--- start LISTED ENTRIES ---

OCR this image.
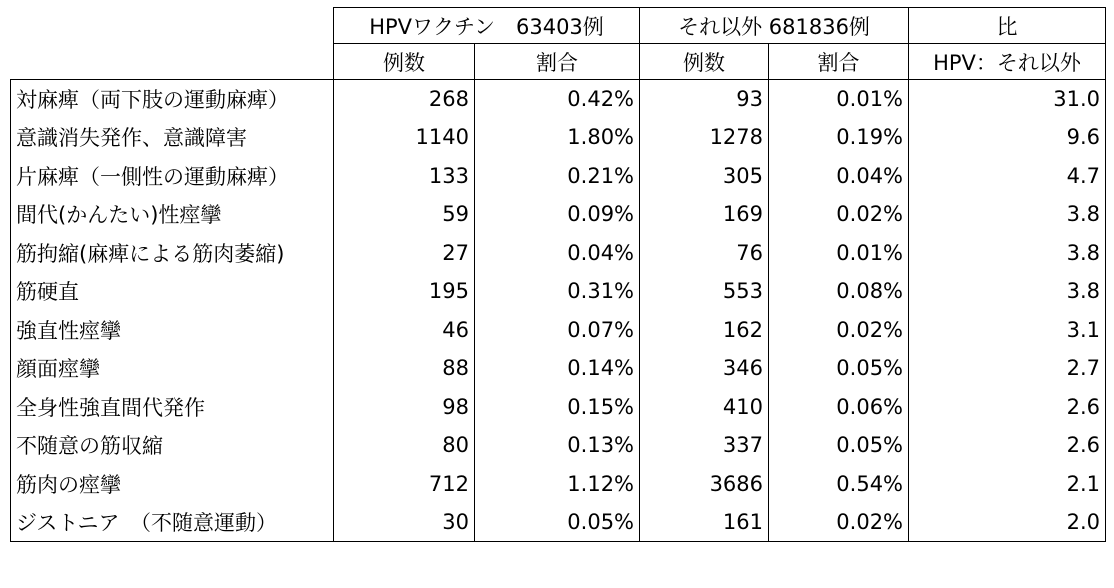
	HPVワクチン　63403例		それ以外 681836例		比
	例数	割合	例数	割合	HPV：それ以外
対麻痺（両下肢の運動麻痺）	268	0.42%	93	0.01%	31.0
意識消失発作、意識障害	1140	1.80%	1278	0.19%	9.6
片麻痺（一側性の運動麻痺）	133	0.21%	305	0.04%	4.7
間代(かんたい)性痙攣	59	0.09%	169	0.02%	3.8
筋拘縮(麻痺による筋肉萎縮)	27	0.04%	76	0.01%	3.8
筋硬直	195	0.31%	553	0.08%	3.8
強直性痙攣	46	0.07%	162	0.02%	3.1
顔面痙攣	88	0.14%	346	0.05%	2.7
全身性強直間代発作	98	0.15%	410	0.06%	2.6
不随意の筋収縮	80	0.13%	337	0.05%	2.6
筋肉の痙攣	712	1.12%	3686	0.54%	2.1
ジストニア　（不随意運動）	30	0.05%	161	0.02%	2.0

--- end LISTED ENTRIES ---

WORK TO DO | Give only the number of lines in the preceding material that contain the string "それ以外".

RIGHT ANSWER | 2